[Figure content listings]
☆ ☆ ☆ ☆ ☆ ☆ ☆
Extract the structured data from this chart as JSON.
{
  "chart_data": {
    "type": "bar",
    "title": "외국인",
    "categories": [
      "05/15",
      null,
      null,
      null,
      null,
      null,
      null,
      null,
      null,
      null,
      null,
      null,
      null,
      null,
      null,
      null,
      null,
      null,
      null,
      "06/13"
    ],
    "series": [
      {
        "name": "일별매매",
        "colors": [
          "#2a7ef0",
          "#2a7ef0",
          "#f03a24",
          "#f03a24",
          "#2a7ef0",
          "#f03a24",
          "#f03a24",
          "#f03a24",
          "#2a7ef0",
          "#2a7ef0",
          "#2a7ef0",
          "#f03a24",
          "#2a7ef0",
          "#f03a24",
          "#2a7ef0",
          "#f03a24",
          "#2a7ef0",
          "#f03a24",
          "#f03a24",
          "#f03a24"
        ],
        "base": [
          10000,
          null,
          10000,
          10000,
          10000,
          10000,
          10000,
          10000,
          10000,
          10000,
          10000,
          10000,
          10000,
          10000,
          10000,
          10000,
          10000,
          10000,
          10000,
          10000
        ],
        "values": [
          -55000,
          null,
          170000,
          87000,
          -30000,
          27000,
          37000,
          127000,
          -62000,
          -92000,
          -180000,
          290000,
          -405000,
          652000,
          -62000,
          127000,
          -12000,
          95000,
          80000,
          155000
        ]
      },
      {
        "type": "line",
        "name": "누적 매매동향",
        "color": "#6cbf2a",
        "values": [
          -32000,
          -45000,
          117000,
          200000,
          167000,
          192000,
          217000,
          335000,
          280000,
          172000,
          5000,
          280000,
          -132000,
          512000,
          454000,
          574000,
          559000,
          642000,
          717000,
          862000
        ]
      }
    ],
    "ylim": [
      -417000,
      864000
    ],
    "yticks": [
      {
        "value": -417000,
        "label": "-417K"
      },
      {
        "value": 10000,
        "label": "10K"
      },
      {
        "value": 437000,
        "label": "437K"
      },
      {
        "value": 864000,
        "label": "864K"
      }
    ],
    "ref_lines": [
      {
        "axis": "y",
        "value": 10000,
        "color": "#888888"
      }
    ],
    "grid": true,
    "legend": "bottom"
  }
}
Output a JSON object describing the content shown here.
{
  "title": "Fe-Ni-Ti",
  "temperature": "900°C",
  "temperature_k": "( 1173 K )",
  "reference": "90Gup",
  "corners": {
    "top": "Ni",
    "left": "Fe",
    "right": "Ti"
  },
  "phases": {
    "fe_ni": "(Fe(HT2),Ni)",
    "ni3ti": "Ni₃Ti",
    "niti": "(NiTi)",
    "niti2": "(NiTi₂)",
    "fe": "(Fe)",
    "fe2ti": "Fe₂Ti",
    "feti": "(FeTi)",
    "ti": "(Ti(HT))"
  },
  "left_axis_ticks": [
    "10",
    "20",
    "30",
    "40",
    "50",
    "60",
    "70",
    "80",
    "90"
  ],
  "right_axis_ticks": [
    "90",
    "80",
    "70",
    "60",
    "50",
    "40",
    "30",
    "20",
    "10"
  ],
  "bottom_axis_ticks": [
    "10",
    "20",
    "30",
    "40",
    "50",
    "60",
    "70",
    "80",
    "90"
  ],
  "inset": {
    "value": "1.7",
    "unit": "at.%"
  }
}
☆ ☆ ☆ ☆ ☆ ☆ ☆
Set problem: Output exactly the lines from the one containing "Output a JSON" through the last line of the entries, both ends included.

Result of this task:
Output a JSON object describing the content shown here.
{
  "title": "Fe-Ni-Ti",
  "temperature": "900°C",
  "temperature_k": "( 1173 K )",
  "reference": "90Gup",
  "corners": {
    "top": "Ni",
    "left": "Fe",
    "right": "Ti"
  },
  "phases": {
    "fe_ni": "(Fe(HT2),Ni)",
    "ni3ti": "Ni₃Ti",
    "niti": "(NiTi)",
    "niti2": "(NiTi₂)",
    "fe": "(Fe)",
    "fe2ti": "Fe₂Ti",
    "feti": "(FeTi)",
    "ti": "(Ti(HT))"
  },
  "left_axis_ticks": [
    "10",
    "20",
    "30",
    "40",
    "50",
    "60",
    "70",
    "80",
    "90"
  ],
  "right_axis_ticks": [
    "90",
    "80",
    "70",
    "60",
    "50",
    "40",
    "30",
    "20",
    "10"
  ],
  "bottom_axis_ticks": [
    "10",
    "20",
    "30",
    "40",
    "50",
    "60",
    "70",
    "80",
    "90"
  ],
  "inset": {
    "value": "1.7",
    "unit": "at.%"
  }
}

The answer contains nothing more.